— WHAT YOU ARE ASKED TO DO —
Identify the lines that contain the string "minor" and copy all of them.

--------------------------------------------------

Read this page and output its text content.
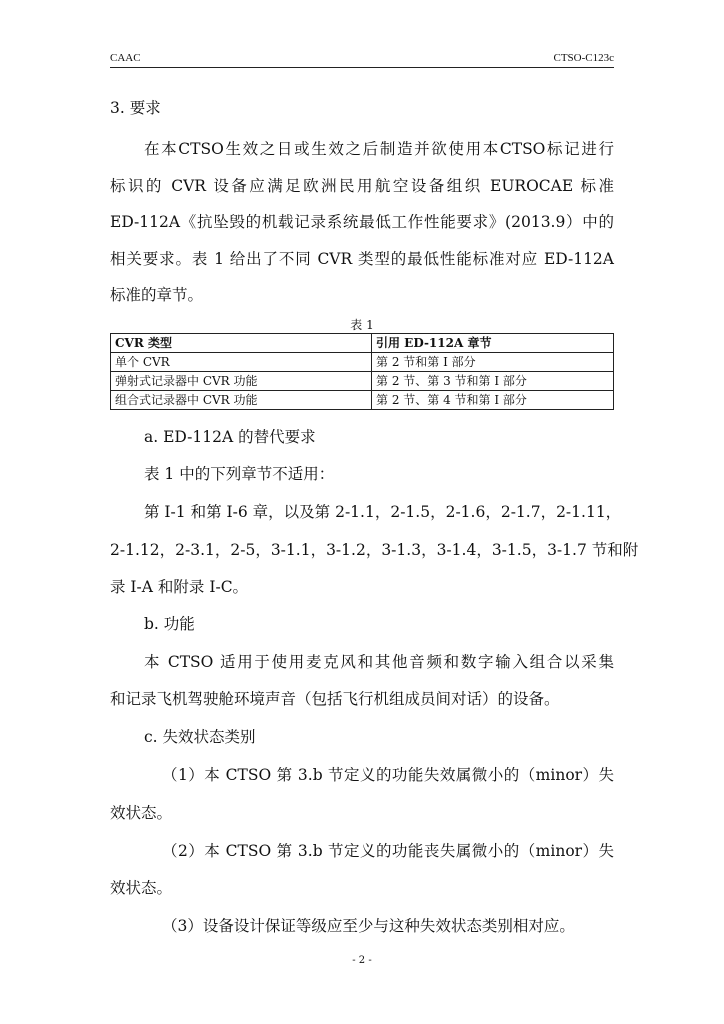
CAAC	CTSO-C123c
3. 要求
在本CTSO生效之日或生效之后制造并欲使用本CTSO标记进行
标识的 CVR 设备应满足欧洲民用航空设备组织 EUROCAE 标准
ED-112A《抗坠毁的机载记录系统最低工作性能要求》(2013.9）中的
相关要求。表 1 给出了不同 CVR 类型的最低性能标准对应 ED-112A
标准的章节。
表 1
CVR 类型	引用 ED-112A 章节
单个 CVR	第 2 节和第 I 部分
弹射式记录器中 CVR 功能	第 2 节、第 3 节和第 I 部分
组合式记录器中 CVR 功能	第 2 节、第 4 节和第 I 部分
a. ED-112A 的替代要求
表 1 中的下列章节不适用：
第 I-1 和第 I-6 章，以及第 2-1.1，2-1.5，2-1.6，2-1.7，2-1.11，
2-1.12，2-3.1，2-5，3-1.1，3-1.2，3-1.3，3-1.4，3-1.5，3-1.7 节和附
录 I-A 和附录 I-C。
b. 功能
本 CTSO 适用于使用麦克风和其他音频和数字输入组合以采集
和记录飞机驾驶舱环境声音（包括飞行机组成员间对话）的设备。
c. 失效状态类别
（1）本 CTSO 第 3.b 节定义的功能失效属微小的（minor）失
效状态。
（2）本 CTSO 第 3.b 节定义的功能丧失属微小的（minor）失
效状态。
（3）设备设计保证等级应至少与这种失效状态类别相对应。
- 2 -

--------------------------------------------------

— FULL SOLUTION —
（1）本 CTSO 第 3.b 节定义的功能失效属微小的（minor）失
（2）本 CTSO 第 3.b 节定义的功能丧失属微小的（minor）失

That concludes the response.